* [PROBLEM DESCRIPTION]
Each line below should be retyped exactly, with no pictures.
━━━━━━━━━━━━━━━━
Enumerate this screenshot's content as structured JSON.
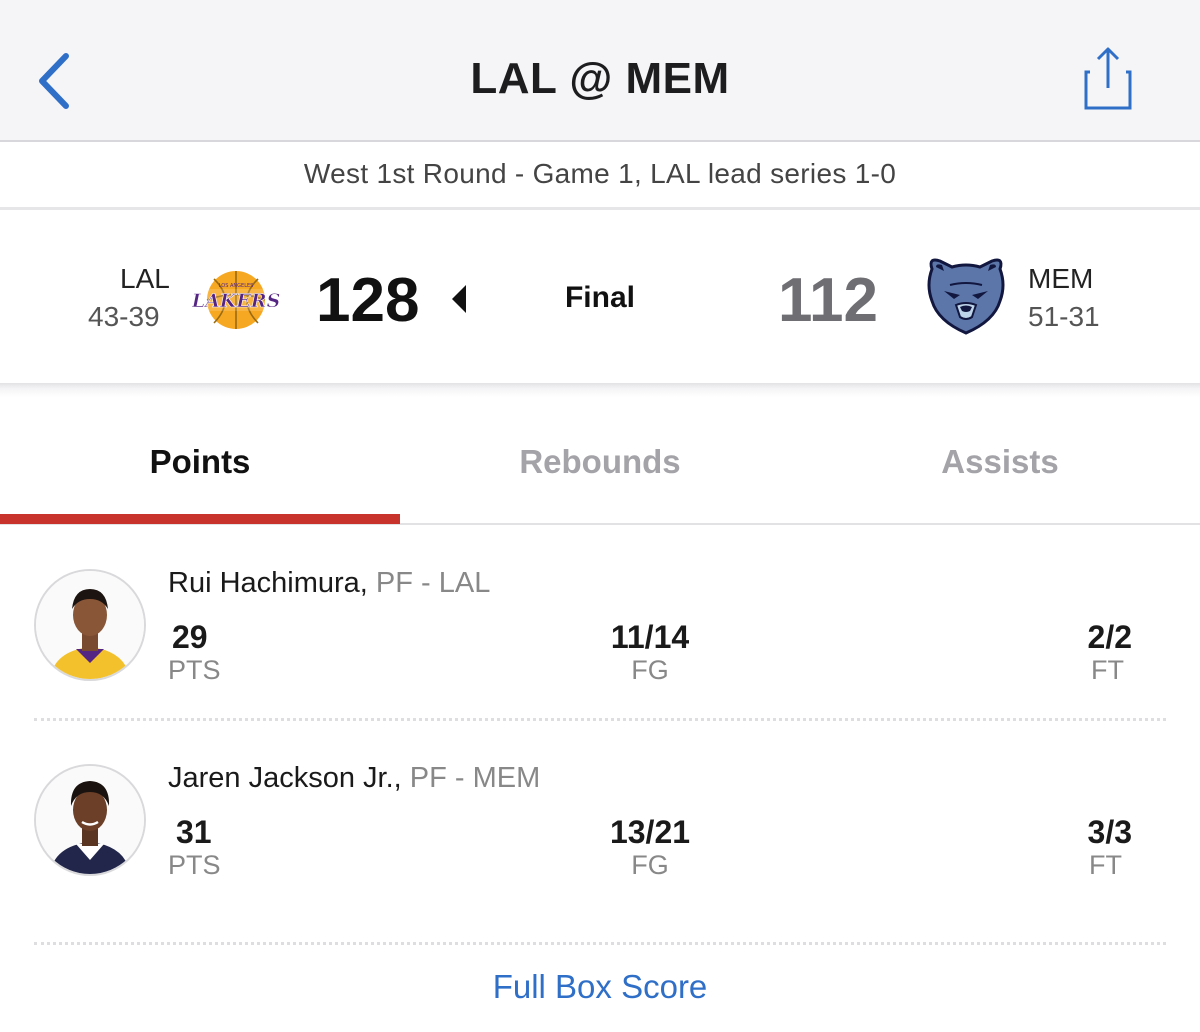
{
  "nav": {
    "title": "LAL @ MEM",
    "back_icon": "chevron-left-icon",
    "share_icon": "share-icon",
    "accent": "#2f6fc8"
  },
  "series": {
    "text": "West 1st Round - Game 1, LAL lead series 1-0"
  },
  "game": {
    "status": "Final",
    "away": {
      "abbr": "LAL",
      "record": "43-39",
      "score": "128",
      "logo": "lakers-logo",
      "color": "#552583"
    },
    "home": {
      "abbr": "MEM",
      "record": "51-31",
      "score": "112",
      "logo": "grizzlies-logo",
      "color": "#5d76a9"
    }
  },
  "tabs": [
    {
      "label": "Points",
      "active": true
    },
    {
      "label": "Rebounds",
      "active": false
    },
    {
      "label": "Assists",
      "active": false
    }
  ],
  "tab_indicator_color": "#c8342c",
  "leaders": [
    {
      "name": "Rui Hachimura,",
      "meta": "PF - LAL",
      "stats": [
        {
          "value": "29",
          "label": "PTS"
        },
        {
          "value": "11/14",
          "label": "FG"
        },
        {
          "value": "2/2",
          "label": "FT"
        }
      ]
    },
    {
      "name": "Jaren Jackson Jr.,",
      "meta": "PF - MEM",
      "stats": [
        {
          "value": "31",
          "label": "PTS"
        },
        {
          "value": "13/21",
          "label": "FG"
        },
        {
          "value": "3/3",
          "label": "FT"
        }
      ]
    }
  ],
  "footer": {
    "link": "Full Box Score"
  }
}
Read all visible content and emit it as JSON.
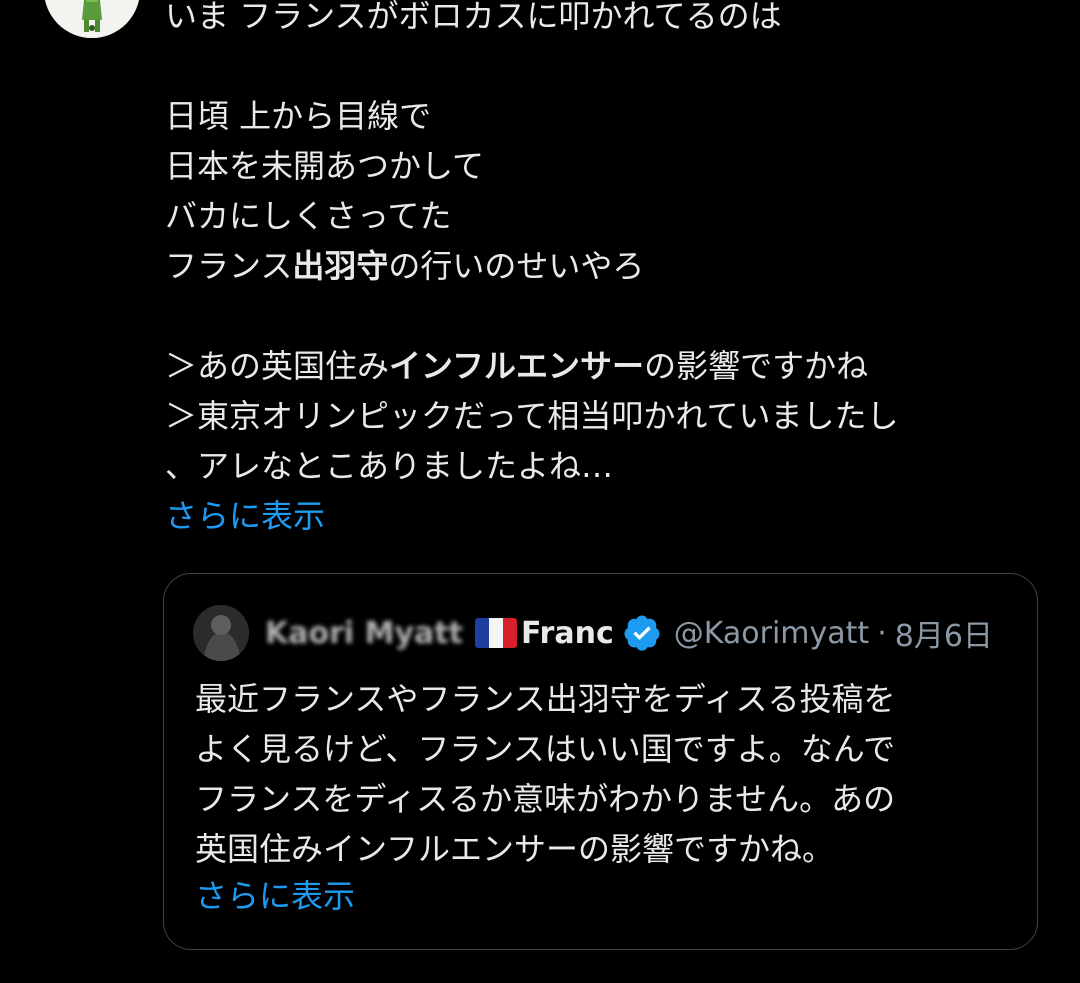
{
  "tweet": {
    "lines": [
      "いま フランスがボロカスに叩かれてるのは",
      "",
      "日頃 上から目線で",
      "日本を未開あつかして",
      "バカにしくさってた"
    ],
    "line6_prefix": "フランス",
    "line6_bold": "出羽守",
    "line6_suffix": "の行いのせいやろ",
    "line8_prefix": "＞あの英国住み",
    "line8_bold": "インフルエンサー",
    "line8_suffix": "の影響ですかね",
    "line9": "＞東京オリンピックだって相当叩かれていましたし",
    "line10": "、アレなとこありましたよね…",
    "show_more": "さらに表示"
  },
  "quote": {
    "author_name": "Kaori Myatt",
    "name_suffix": "Franc",
    "handle": "@Kaorimyatt",
    "separator": "·",
    "date": "8月6日",
    "lines": [
      "最近フランスやフランス出羽守をディスる投稿を",
      "よく見るけど、フランスはいい国ですよ。なんで",
      "フランスをディスるか意味がわかりません。あの",
      "英国住みインフルエンサーの影響ですかね。"
    ],
    "show_more": "さらに表示"
  },
  "colors": {
    "background": "#000000",
    "text": "#e7e9ea",
    "link": "#1d9bf0",
    "muted": "#8b98a5",
    "border": "#3e4144",
    "verified": "#1d9bf0"
  },
  "icons": {
    "flag": "france-flag-icon",
    "verified": "verified-badge-icon"
  }
}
━━━━━━━━━━━━━━━━
* [EXPECTED OUTPUT]
Enumerate this screenshot's content as structured JSON.
{
  "nav": {
    "title": "LAL @ MEM",
    "back_icon": "chevron-left-icon",
    "share_icon": "share-icon",
    "accent": "#2f6fc8"
  },
  "series": {
    "text": "West 1st Round - Game 1, LAL lead series 1-0"
  },
  "game": {
    "status": "Final",
    "away": {
      "abbr": "LAL",
      "record": "43-39",
      "score": "128",
      "logo": "lakers-logo",
      "color": "#552583"
    },
    "home": {
      "abbr": "MEM",
      "record": "51-31",
      "score": "112",
      "logo": "grizzlies-logo",
      "color": "#5d76a9"
    }
  },
  "tabs": [
    {
      "label": "Points",
      "active": true
    },
    {
      "label": "Rebounds",
      "active": false
    },
    {
      "label": "Assists",
      "active": false
    }
  ],
  "tab_indicator_color": "#c8342c",
  "leaders": [
    {
      "name": "Rui Hachimura,",
      "meta": "PF - LAL",
      "stats": [
        {
          "value": "29",
          "label": "PTS"
        },
        {
          "value": "11/14",
          "label": "FG"
        },
        {
          "value": "2/2",
          "label": "FT"
        }
      ]
    },
    {
      "name": "Jaren Jackson Jr.,",
      "meta": "PF - MEM",
      "stats": [
        {
          "value": "31",
          "label": "PTS"
        },
        {
          "value": "13/21",
          "label": "FG"
        },
        {
          "value": "3/3",
          "label": "FT"
        }
      ]
    }
  ],
  "footer": {
    "link": "Full Box Score"
  }
}
Read all visible content and emit it as JSON.
{
  "tweet": {
    "lines": [
      "いま フランスがボロカスに叩かれてるのは",
      "",
      "日頃 上から目線で",
      "日本を未開あつかして",
      "バカにしくさってた"
    ],
    "line6_prefix": "フランス",
    "line6_bold": "出羽守",
    "line6_suffix": "の行いのせいやろ",
    "line8_prefix": "＞あの英国住み",
    "line8_bold": "インフルエンサー",
    "line8_suffix": "の影響ですかね",
    "line9": "＞東京オリンピックだって相当叩かれていましたし",
    "line10": "、アレなとこありましたよね…",
    "show_more": "さらに表示"
  },
  "quote": {
    "author_name": "Kaori Myatt",
    "name_suffix": "Franc",
    "handle": "@Kaorimyatt",
    "separator": "·",
    "date": "8月6日",
    "lines": [
      "最近フランスやフランス出羽守をディスる投稿を",
      "よく見るけど、フランスはいい国ですよ。なんで",
      "フランスをディスるか意味がわかりません。あの",
      "英国住みインフルエンサーの影響ですかね。"
    ],
    "show_more": "さらに表示"
  },
  "colors": {
    "background": "#000000",
    "text": "#e7e9ea",
    "link": "#1d9bf0",
    "muted": "#8b98a5",
    "border": "#3e4144",
    "verified": "#1d9bf0"
  },
  "icons": {
    "flag": "france-flag-icon",
    "verified": "verified-badge-icon"
  }
}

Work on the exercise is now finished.